==== INPUT RECORDS ====

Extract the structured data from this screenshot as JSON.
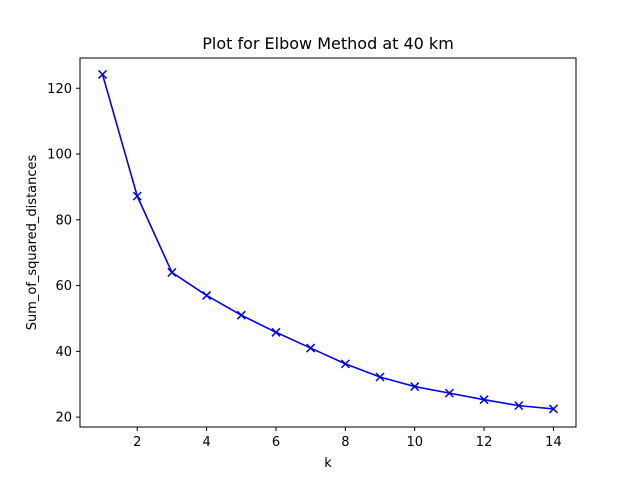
{
  "chart_data": {
    "type": "line",
    "title": "Plot for Elbow Method at 40 km",
    "xlabel": "k",
    "ylabel": "Sum_of_squared_distances",
    "x": [
      1,
      2,
      3,
      4,
      5,
      6,
      7,
      8,
      9,
      10,
      11,
      12,
      13,
      14
    ],
    "series": [
      {
        "values": [
          124.2,
          87.2,
          64.0,
          57.0,
          51.0,
          45.8,
          41.0,
          36.2,
          32.2,
          29.3,
          27.3,
          25.3,
          23.5,
          22.5
        ],
        "color": "#0000ff",
        "marker": "x",
        "line_style": "solid"
      }
    ],
    "xlim": [
      0.35,
      14.65
    ],
    "ylim": [
      17.0,
      129.2
    ],
    "xticks": [
      2,
      4,
      6,
      8,
      10,
      12,
      14
    ],
    "yticks": [
      20,
      40,
      60,
      80,
      100,
      120
    ],
    "grid": false
  }
}
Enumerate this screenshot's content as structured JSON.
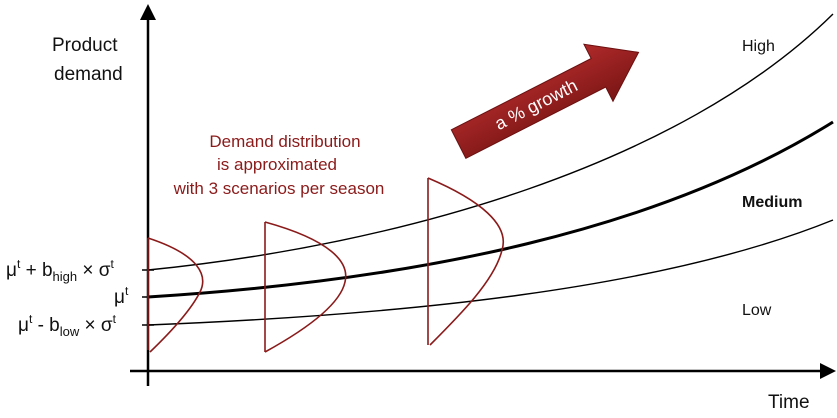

====

● **STATED GOAL**: All the records above need to be given again word for word. Skip the pictures.

● **IN RESPONSE**:
Extract the structured data from this screenshot as JSON.
{
  "chart_data": {
    "type": "line",
    "title": "Plot for Elbow Method at 40 km",
    "xlabel": "k",
    "ylabel": "Sum_of_squared_distances",
    "x": [
      1,
      2,
      3,
      4,
      5,
      6,
      7,
      8,
      9,
      10,
      11,
      12,
      13,
      14
    ],
    "series": [
      {
        "values": [
          124.2,
          87.2,
          64.0,
          57.0,
          51.0,
          45.8,
          41.0,
          36.2,
          32.2,
          29.3,
          27.3,
          25.3,
          23.5,
          22.5
        ],
        "color": "#0000ff",
        "marker": "x",
        "line_style": "solid"
      }
    ],
    "xlim": [
      0.35,
      14.65
    ],
    "ylim": [
      17.0,
      129.2
    ],
    "xticks": [
      2,
      4,
      6,
      8,
      10,
      12,
      14
    ],
    "yticks": [
      20,
      40,
      60,
      80,
      100,
      120
    ],
    "grid": false
  }
}
Enumerate this screenshot's content as structured JSON.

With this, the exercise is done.